Problem details
Your answer should be a single number: the count of lines containing "type".

* start Information given *

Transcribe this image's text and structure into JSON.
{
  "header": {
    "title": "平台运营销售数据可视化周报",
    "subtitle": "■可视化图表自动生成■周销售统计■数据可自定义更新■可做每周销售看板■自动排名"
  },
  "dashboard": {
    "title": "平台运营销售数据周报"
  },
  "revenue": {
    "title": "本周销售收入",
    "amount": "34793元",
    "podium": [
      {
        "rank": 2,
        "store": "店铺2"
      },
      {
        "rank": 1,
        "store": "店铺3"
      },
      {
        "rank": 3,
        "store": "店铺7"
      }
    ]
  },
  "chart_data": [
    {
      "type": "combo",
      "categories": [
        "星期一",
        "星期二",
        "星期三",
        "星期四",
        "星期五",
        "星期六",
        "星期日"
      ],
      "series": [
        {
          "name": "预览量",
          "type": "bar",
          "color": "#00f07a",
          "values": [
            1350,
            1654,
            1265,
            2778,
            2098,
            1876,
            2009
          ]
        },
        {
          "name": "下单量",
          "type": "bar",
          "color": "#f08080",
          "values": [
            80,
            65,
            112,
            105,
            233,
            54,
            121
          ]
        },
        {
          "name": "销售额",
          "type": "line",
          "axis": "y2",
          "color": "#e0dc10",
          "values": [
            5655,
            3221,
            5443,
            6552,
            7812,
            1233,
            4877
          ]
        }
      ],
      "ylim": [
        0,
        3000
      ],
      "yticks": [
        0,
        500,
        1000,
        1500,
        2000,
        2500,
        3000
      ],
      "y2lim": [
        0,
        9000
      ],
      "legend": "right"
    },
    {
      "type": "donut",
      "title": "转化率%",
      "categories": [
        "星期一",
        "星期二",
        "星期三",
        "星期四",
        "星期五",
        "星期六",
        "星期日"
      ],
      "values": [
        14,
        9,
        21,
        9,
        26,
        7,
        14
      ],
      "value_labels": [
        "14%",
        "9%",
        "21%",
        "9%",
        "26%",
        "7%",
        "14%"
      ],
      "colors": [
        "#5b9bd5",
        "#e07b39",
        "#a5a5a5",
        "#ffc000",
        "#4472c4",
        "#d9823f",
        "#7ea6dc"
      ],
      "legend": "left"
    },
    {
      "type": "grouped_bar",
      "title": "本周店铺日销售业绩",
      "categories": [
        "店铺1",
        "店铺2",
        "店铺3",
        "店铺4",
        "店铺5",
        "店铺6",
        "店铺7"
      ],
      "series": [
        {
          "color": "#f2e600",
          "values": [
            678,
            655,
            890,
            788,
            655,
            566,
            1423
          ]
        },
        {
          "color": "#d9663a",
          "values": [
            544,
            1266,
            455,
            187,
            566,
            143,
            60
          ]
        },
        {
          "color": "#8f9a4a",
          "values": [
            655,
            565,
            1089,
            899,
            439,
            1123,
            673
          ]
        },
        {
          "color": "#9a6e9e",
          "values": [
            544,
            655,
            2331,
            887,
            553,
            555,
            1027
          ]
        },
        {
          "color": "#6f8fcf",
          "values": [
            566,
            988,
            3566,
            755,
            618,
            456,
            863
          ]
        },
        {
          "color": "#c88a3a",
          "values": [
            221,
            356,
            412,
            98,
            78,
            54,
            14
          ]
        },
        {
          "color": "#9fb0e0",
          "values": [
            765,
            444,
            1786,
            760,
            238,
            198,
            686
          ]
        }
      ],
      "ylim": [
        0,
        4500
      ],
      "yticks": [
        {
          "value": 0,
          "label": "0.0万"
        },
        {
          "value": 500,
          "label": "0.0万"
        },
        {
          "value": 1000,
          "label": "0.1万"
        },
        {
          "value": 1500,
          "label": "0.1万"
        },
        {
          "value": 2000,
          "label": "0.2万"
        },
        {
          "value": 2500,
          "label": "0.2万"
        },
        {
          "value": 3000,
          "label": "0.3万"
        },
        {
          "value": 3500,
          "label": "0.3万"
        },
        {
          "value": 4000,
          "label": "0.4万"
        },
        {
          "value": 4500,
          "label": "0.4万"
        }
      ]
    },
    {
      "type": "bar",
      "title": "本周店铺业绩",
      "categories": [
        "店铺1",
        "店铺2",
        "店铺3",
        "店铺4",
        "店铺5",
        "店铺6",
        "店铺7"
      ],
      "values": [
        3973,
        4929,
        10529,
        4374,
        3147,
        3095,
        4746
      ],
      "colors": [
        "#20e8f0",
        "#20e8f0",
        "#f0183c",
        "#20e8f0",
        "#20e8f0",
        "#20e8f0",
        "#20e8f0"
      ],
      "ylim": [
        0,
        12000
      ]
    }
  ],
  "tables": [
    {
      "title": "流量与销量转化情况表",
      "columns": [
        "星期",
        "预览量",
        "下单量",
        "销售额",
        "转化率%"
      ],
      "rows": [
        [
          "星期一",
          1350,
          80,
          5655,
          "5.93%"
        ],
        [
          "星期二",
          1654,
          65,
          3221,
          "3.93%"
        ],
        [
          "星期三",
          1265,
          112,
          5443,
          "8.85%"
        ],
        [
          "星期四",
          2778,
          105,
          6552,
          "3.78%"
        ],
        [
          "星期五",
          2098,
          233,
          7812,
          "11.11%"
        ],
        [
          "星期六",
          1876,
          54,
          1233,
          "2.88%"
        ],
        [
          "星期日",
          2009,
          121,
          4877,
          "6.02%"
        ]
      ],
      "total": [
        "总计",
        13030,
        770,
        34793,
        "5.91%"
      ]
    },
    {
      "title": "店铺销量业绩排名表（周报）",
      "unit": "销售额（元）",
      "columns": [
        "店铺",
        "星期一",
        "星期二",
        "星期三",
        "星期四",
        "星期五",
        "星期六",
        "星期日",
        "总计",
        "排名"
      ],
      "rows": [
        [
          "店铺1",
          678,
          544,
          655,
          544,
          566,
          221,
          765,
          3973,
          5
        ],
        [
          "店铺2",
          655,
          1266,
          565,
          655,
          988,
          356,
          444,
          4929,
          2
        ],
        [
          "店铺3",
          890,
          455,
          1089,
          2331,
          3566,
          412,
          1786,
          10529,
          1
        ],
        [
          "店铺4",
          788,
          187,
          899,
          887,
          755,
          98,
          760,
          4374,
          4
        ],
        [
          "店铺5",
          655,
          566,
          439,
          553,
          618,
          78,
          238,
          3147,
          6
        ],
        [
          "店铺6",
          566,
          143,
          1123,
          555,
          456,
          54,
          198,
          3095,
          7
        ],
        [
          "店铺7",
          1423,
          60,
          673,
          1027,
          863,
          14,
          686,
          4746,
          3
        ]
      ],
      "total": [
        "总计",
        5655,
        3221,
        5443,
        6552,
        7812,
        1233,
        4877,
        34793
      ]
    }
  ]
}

* end Information given *

Solution for this task
7